_SOURCE RECORDS_.
☆ ☆ ☆ ☆ ☆ ☆ ☆

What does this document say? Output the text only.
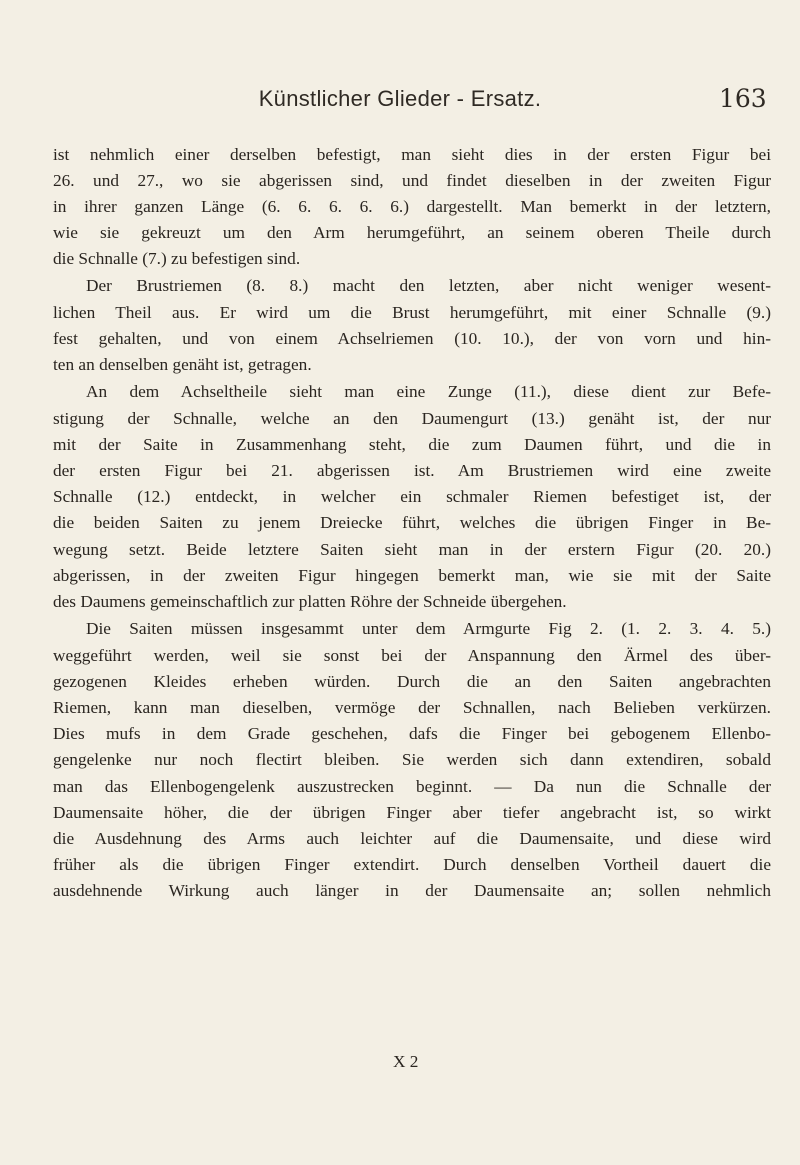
Künstlicher Glieder - Ersatz.	163
ist nehmlich einer derselben befestigt, man sieht dies in der ersten Figur bei
26. und 27., wo sie abgerissen sind, und findet dieselben in der zweiten Figur
in ihrer ganzen Länge (6. 6. 6. 6. 6.) dargestellt. Man bemerkt in der letztern,
wie sie gekreuzt um den Arm herumgeführt, an seinem oberen Theile durch
die Schnalle (7.) zu befestigen sind.
Der Brustriemen (8. 8.) macht den letzten, aber nicht weniger wesent-
lichen Theil aus. Er wird um die Brust herumgeführt, mit einer Schnalle (9.)
fest gehalten, und von einem Achselriemen (10. 10.), der von vorn und hin-
ten an denselben genäht ist, getragen.
An dem Achseltheile sieht man eine Zunge (11.), diese dient zur Befe-
stigung der Schnalle, welche an den Daumengurt (13.) genäht ist, der nur
mit der Saite in Zusammenhang steht, die zum Daumen führt, und die in
der ersten Figur bei 21. abgerissen ist. Am Brustriemen wird eine zweite
Schnalle (12.) entdeckt, in welcher ein schmaler Riemen befestiget ist, der
die beiden Saiten zu jenem Dreiecke führt, welches die übrigen Finger in Be-
wegung setzt. Beide letztere Saiten sieht man in der erstern Figur (20. 20.)
abgerissen, in der zweiten Figur hingegen bemerkt man, wie sie mit der Saite
des Daumens gemeinschaftlich zur platten Röhre der Schneide übergehen.
Die Saiten müssen insgesammt unter dem Armgurte Fig 2. (1. 2. 3. 4. 5.)
weggeführt werden, weil sie sonst bei der Anspannung den Ärmel des über-
gezogenen Kleides erheben würden. Durch die an den Saiten angebrachten
Riemen, kann man dieselben, vermöge der Schnallen, nach Belieben verkürzen.
Dies mufs in dem Grade geschehen, dafs die Finger bei gebogenem Ellenbo-
gengelenke nur noch flectirt bleiben. Sie werden sich dann extendiren, sobald
man das Ellenbogengelenk auszustrecken beginnt. — Da nun die Schnalle der
Daumensaite höher, die der übrigen Finger aber tiefer angebracht ist, so wirkt
die Ausdehnung des Arms auch leichter auf die Daumensaite, und diese wird
früher als die übrigen Finger extendirt. Durch denselben Vortheil dauert die
ausdehnende Wirkung auch länger in der Daumensaite an; sollen nehmlich
X 2
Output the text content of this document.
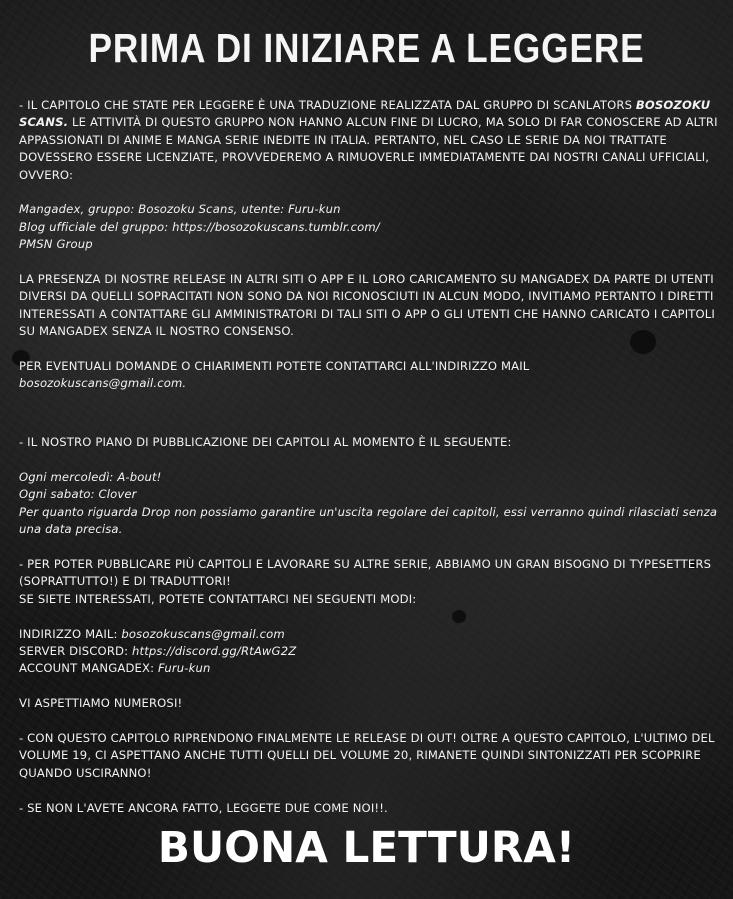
PRIMA DI INIZIARE A LEGGERE

- IL CAPITOLO CHE STATE PER LEGGERE È UNA TRADUZIONE REALIZZATA DAL GRUPPO DI SCANLATORS BOSOZOKU SCANS. LE ATTIVITÀ DI QUESTO GRUPPO NON HANNO ALCUN FINE DI LUCRO, MA SOLO DI FAR CONOSCERE AD ALTRI APPASSIONATI DI ANIME E MANGA SERIE INEDITE IN ITALIA. PERTANTO, NEL CASO LE SERIE DA NOI TRATTATE DOVESSERO ESSERE LICENZIATE, PROVVEDEREMO A RIMUOVERLE IMMEDIATAMENTE DAI NOSTRI CANALI UFFICIALI, OVVERO:

Mangadex, gruppo: Bosozoku Scans, utente: Furu-kun

Blog ufficiale del gruppo: https://bosozokuscans.tumblr.com/

PMSN Group

LA PRESENZA DI NOSTRE RELEASE IN ALTRI SITI O APP E IL LORO CARICAMENTO SU MANGADEX DA PARTE DI UTENTI DIVERSI DA QUELLI SOPRACITATI NON SONO DA NOI RICONOSCIUTI IN ALCUN MODO, INVITIAMO PERTANTO I DIRETTI INTERESSATI A CONTATTARE GLI AMMINISTRATORI DI TALI SITI O APP O GLI UTENTI CHE HANNO CARICATO I CAPITOLI SU MANGADEX SENZA IL NOSTRO CONSENSO.

PER EVENTUALI DOMANDE O CHIARIMENTI POTETE CONTATTARCI ALL'INDIRIZZO MAIL

bosozokuscans@gmail.com.

- IL NOSTRO PIANO DI PUBBLICAZIONE DEI CAPITOLI AL MOMENTO È IL SEGUENTE:

Ogni mercoledì: A-bout!

Ogni sabato: Clover

Per quanto riguarda Drop non possiamo garantire un'uscita regolare dei capitoli, essi verranno quindi rilasciati senza una data precisa.

- PER POTER PUBBLICARE PIÙ CAPITOLI E LAVORARE SU ALTRE SERIE, ABBIAMO UN GRAN BISOGNO DI TYPESETTERS (SOPRATTUTTO!) E DI TRADUTTORI!

SE SIETE INTERESSATI, POTETE CONTATTARCI NEI SEGUENTI MODI:

INDIRIZZO MAIL: bosozokuscans@gmail.com

SERVER DISCORD: https://discord.gg/RtAwG2Z

ACCOUNT MANGADEX: Furu-kun

VI ASPETTIAMO NUMEROSI!

- CON QUESTO CAPITOLO RIPRENDONO FINALMENTE LE RELEASE DI OUT! OLTRE A QUESTO CAPITOLO, L'ULTIMO DEL VOLUME 19, CI ASPETTANO ANCHE TUTTI QUELLI DEL VOLUME 20, RIMANETE QUINDI SINTONIZZATI PER SCOPRIRE QUANDO USCIRANNO!

- SE NON L'AVETE ANCORA FATTO, LEGGETE DUE COME NOI!!.

BUONA LETTURA!
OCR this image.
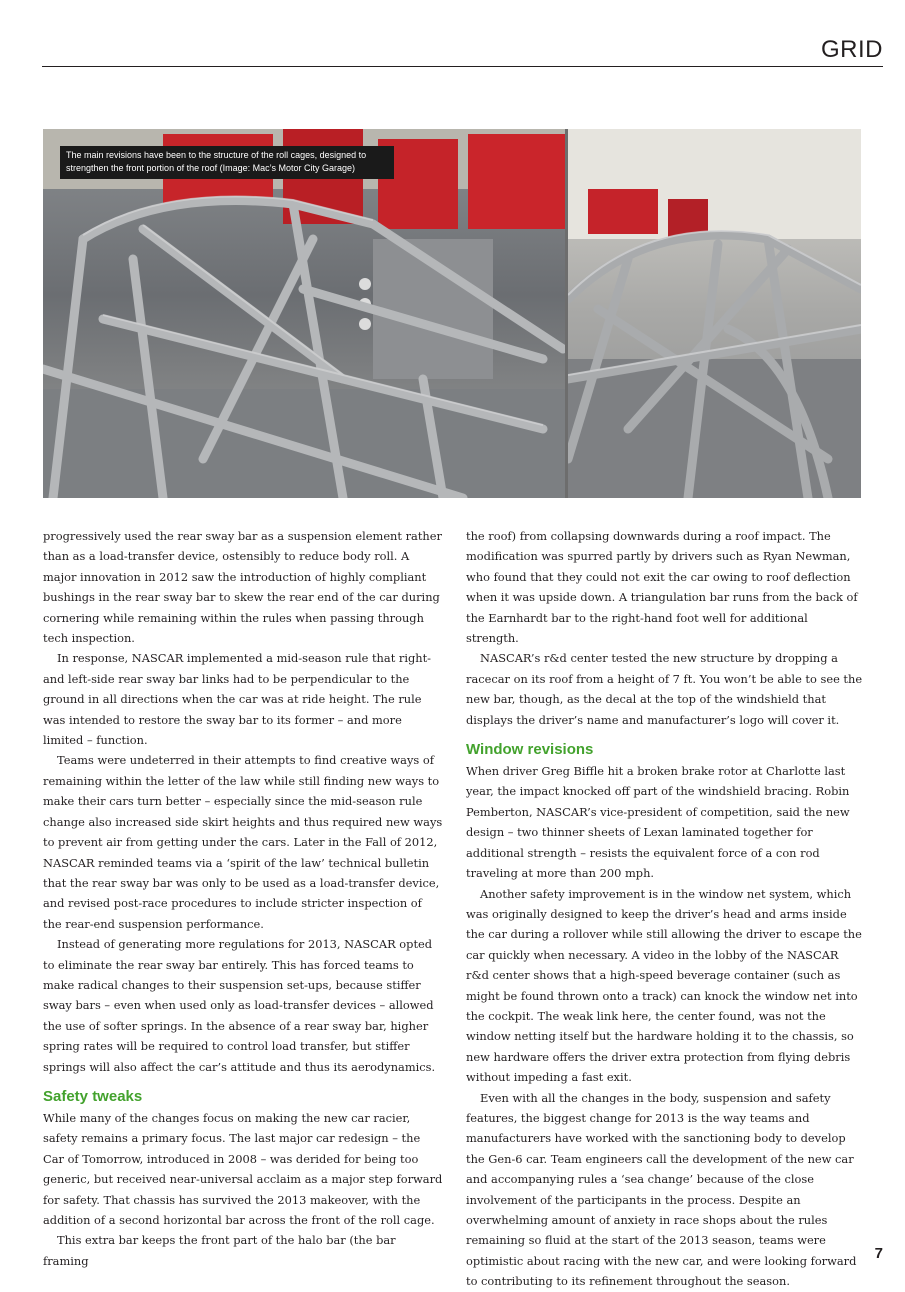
GRID
The main revisions have been to the structure of the roll cages, designed to strengthen the front portion of the roof (Image: Mac’s Motor City Garage)

progressively used the rear sway bar as a suspension element rather than as a load-transfer device, ostensibly to reduce body roll. A major innovation in 2012 saw the introduction of highly compliant bushings in the rear sway bar to skew the rear end of the car during cornering while remaining within the rules when passing through tech inspection.

In response, NASCAR implemented a mid-season rule that right- and left-side rear sway bar links had to be perpendicular to the ground in all directions when the car was at ride height. The rule was intended to restore the sway bar to its former – and more limited – function.

Teams were undeterred in their attempts to find creative ways of remaining within the letter of the law while still finding new ways to make their cars turn better – especially since the mid-season rule change also increased side skirt heights and thus required new ways to prevent air from getting under the cars. Later in the Fall of 2012, NASCAR reminded teams via a ‘spirit of the law’ technical bulletin that the rear sway bar was only to be used as a load-transfer device, and revised post-race procedures to include stricter inspection of the rear-end suspension performance.

Instead of generating more regulations for 2013, NASCAR opted to eliminate the rear sway bar entirely. This has forced teams to make radical changes to their suspension set-ups, because stiffer sway bars – even when used only as load-transfer devices – allowed the use of softer springs. In the absence of a rear sway bar, higher spring rates will be required to control load transfer, but stiffer springs will also affect the car’s attitude and thus its aerodynamics.

Safety tweaks

While many of the changes focus on making the new car racier, safety remains a primary focus. The last major car redesign – the Car of Tomorrow, introduced in 2008 – was derided for being too generic, but received near-universal acclaim as a major step forward for safety. That chassis has survived the 2013 makeover, with the addition of a second horizontal bar across the front of the roll cage.

This extra bar keeps the front part of the halo bar (the bar framing

the roof) from collapsing downwards during a roof impact. The modification was spurred partly by drivers such as Ryan Newman, who found that they could not exit the car owing to roof deflection when it was upside down. A triangulation bar runs from the back of the Earnhardt bar to the right-hand foot well for additional strength.

NASCAR’s r&d center tested the new structure by dropping a racecar on its roof from a height of 7 ft. You won’t be able to see the new bar, though, as the decal at the top of the windshield that displays the driver’s name and manufacturer’s logo will cover it.

Window revisions

When driver Greg Biffle hit a broken brake rotor at Charlotte last year, the impact knocked off part of the windshield bracing. Robin Pemberton, NASCAR’s vice-president of competition, said the new design – two thinner sheets of Lexan laminated together for additional strength – resists the equivalent force of a con rod traveling at more than 200 mph.

Another safety improvement is in the window net system, which was originally designed to keep the driver’s head and arms inside the car during a rollover while still allowing the driver to escape the car quickly when necessary. A video in the lobby of the NASCAR r&d center shows that a high-speed beverage container (such as might be found thrown onto a track) can knock the window net into the cockpit. The weak link here, the center found, was not the window netting itself but the hardware holding it to the chassis, so new hardware offers the driver extra protection from flying debris without impeding a fast exit.

Even with all the changes in the body, suspension and safety features, the biggest change for 2013 is the way teams and manufacturers have worked with the sanctioning body to develop the Gen-6 car. Team engineers call the development of the new car and accompanying rules a ‘sea change’ because of the close involvement of the participants in the process. Despite an overwhelming amount of anxiety in race shops about the rules remaining so fluid at the start of the 2013 season, teams were optimistic about racing with the new car, and were looking forward to contributing to its refinement throughout the season.

7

☆ ☆ ☆ ☆ ☆ ☆ ☆

_THE EXERCISE_.
Copy out every line with the word "Ogni".

_REPLY TO THE TASK_.
Ogni mercoledì: A-bout!
Ogni sabato: Clover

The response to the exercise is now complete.